'''

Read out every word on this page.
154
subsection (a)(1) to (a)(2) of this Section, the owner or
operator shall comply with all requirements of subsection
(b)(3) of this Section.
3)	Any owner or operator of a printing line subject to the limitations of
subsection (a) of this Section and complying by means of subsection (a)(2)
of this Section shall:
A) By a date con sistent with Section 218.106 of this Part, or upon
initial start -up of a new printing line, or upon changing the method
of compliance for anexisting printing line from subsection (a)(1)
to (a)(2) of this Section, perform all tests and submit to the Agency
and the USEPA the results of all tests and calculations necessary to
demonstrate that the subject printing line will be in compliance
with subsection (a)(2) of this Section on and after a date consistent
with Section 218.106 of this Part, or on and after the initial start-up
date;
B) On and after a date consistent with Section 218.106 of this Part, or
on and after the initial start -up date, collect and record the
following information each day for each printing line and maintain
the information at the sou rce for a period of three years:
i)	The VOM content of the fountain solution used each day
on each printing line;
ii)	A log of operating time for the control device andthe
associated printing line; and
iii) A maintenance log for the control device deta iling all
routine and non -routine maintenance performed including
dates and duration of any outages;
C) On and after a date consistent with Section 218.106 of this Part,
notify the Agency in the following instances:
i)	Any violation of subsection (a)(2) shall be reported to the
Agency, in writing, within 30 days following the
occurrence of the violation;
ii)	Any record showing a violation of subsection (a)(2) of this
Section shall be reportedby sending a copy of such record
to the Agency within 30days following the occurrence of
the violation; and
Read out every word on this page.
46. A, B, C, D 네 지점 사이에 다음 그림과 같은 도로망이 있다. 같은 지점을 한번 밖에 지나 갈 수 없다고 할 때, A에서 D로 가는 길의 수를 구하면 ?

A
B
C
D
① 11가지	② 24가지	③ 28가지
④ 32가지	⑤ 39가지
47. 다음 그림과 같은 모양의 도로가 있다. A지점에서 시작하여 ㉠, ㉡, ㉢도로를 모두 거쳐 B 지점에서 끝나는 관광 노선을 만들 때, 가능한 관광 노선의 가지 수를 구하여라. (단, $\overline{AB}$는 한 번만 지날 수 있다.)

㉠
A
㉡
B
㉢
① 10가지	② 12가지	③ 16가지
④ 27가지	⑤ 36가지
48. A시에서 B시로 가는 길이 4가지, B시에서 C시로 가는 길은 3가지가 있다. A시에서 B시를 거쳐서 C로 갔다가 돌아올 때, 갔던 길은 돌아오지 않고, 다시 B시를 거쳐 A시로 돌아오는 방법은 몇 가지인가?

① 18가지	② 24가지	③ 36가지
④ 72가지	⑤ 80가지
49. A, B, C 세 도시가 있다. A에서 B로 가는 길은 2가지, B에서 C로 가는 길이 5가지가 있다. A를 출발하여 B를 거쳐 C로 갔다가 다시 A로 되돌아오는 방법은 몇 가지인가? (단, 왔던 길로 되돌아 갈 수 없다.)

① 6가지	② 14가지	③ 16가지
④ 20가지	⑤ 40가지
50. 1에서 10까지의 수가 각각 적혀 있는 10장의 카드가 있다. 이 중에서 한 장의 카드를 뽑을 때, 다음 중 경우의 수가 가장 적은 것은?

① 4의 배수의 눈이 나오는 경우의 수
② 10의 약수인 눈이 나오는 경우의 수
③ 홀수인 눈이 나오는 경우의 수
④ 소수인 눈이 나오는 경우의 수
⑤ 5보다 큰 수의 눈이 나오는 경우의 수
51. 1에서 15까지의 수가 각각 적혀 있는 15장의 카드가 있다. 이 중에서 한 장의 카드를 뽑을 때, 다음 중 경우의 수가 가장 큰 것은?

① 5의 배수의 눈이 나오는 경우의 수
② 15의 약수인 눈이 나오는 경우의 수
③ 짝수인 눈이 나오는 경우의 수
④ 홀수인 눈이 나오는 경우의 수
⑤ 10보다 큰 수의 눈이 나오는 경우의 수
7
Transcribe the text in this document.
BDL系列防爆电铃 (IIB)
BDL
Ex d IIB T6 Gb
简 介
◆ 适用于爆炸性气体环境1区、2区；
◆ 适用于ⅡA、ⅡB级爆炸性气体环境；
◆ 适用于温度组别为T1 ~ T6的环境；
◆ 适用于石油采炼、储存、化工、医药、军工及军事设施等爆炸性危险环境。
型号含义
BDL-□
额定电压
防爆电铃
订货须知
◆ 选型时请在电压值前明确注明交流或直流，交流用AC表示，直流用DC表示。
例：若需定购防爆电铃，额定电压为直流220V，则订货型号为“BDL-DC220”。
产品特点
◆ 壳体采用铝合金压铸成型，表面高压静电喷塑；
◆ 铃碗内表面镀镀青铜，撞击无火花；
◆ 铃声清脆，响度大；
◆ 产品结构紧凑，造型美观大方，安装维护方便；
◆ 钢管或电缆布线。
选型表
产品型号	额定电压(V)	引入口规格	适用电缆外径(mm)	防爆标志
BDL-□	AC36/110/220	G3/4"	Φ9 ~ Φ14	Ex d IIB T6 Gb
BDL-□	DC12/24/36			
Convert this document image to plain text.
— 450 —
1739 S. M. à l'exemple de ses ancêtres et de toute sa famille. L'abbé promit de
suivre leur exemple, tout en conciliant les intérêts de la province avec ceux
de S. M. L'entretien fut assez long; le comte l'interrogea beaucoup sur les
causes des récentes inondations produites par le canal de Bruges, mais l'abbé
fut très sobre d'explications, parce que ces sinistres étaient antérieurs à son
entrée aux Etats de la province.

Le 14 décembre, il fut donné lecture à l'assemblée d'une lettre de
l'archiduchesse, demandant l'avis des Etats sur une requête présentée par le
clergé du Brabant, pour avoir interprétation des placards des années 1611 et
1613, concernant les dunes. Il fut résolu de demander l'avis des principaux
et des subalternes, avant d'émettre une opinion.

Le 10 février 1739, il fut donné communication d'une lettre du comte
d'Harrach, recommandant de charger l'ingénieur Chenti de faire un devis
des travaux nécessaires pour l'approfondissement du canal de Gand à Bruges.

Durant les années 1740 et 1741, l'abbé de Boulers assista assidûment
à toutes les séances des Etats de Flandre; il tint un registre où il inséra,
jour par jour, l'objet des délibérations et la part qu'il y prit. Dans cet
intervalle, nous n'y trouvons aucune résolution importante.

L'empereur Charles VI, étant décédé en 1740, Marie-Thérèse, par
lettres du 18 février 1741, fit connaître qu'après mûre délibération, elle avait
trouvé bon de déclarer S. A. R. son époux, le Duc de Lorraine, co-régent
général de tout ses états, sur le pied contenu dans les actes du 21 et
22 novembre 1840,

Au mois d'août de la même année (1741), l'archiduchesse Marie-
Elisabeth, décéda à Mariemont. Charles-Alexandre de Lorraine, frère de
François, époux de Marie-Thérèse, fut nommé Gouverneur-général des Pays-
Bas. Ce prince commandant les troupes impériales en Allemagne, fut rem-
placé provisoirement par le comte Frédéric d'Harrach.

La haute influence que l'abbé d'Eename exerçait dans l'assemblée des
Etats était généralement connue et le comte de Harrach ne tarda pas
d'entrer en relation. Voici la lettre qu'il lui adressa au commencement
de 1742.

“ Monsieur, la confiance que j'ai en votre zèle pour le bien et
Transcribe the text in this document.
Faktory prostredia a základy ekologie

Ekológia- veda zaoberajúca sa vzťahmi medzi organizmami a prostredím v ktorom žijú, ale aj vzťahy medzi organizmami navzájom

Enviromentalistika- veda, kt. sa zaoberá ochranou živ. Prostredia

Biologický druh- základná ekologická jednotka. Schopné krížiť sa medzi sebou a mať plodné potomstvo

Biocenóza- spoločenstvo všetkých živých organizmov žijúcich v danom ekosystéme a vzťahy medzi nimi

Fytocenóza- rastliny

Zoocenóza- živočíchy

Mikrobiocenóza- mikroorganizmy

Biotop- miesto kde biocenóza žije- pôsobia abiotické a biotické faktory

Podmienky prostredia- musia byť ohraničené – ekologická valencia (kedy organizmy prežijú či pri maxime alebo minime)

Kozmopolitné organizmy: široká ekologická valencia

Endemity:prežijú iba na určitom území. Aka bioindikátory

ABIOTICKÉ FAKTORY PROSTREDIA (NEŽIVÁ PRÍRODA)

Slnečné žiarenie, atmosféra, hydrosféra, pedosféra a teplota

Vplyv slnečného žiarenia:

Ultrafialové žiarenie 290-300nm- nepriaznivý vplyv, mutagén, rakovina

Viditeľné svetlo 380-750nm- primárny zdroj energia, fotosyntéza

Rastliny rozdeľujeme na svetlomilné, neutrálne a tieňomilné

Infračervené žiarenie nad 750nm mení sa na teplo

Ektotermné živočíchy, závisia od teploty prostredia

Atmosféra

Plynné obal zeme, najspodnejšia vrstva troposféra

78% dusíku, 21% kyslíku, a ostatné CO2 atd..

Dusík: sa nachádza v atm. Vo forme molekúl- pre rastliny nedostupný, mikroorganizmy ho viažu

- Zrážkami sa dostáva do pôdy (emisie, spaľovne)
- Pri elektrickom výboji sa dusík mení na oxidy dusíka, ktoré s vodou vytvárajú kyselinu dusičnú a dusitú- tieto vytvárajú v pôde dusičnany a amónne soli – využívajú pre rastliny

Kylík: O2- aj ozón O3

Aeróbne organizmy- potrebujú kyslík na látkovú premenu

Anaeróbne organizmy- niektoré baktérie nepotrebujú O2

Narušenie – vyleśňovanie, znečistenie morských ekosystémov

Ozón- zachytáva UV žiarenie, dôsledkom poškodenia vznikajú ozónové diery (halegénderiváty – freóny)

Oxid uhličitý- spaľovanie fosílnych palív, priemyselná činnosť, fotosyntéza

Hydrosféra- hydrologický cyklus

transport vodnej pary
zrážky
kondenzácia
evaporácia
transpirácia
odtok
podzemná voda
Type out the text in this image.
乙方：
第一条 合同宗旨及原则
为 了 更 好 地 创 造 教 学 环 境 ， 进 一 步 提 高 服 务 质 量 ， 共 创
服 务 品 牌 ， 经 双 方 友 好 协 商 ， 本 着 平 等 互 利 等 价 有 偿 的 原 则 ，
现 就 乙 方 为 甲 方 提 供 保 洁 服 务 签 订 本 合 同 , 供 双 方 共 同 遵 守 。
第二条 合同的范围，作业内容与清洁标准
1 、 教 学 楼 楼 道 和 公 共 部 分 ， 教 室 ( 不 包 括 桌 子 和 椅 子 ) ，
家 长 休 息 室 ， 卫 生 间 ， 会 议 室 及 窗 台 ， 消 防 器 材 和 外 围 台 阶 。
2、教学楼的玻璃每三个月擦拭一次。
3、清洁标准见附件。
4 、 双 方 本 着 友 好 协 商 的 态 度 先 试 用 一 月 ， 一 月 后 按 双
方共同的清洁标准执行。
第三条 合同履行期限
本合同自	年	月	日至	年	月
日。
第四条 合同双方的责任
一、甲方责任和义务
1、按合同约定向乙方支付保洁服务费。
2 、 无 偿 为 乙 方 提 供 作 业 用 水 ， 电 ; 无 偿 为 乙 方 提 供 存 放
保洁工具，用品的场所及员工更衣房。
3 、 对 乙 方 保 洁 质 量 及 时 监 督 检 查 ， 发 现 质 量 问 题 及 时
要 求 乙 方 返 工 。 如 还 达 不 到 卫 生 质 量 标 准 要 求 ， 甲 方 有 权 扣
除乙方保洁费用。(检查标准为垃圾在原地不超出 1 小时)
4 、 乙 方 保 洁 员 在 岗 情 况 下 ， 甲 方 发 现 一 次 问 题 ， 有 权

'''

■ **Your instructions**: Which lines above contain "text"? Show each of them.

■ **Output of the task**:
Transcribe the text in this document.
Convert this document image to plain text.
Transcribe the text in this document.
Type out the text in this image.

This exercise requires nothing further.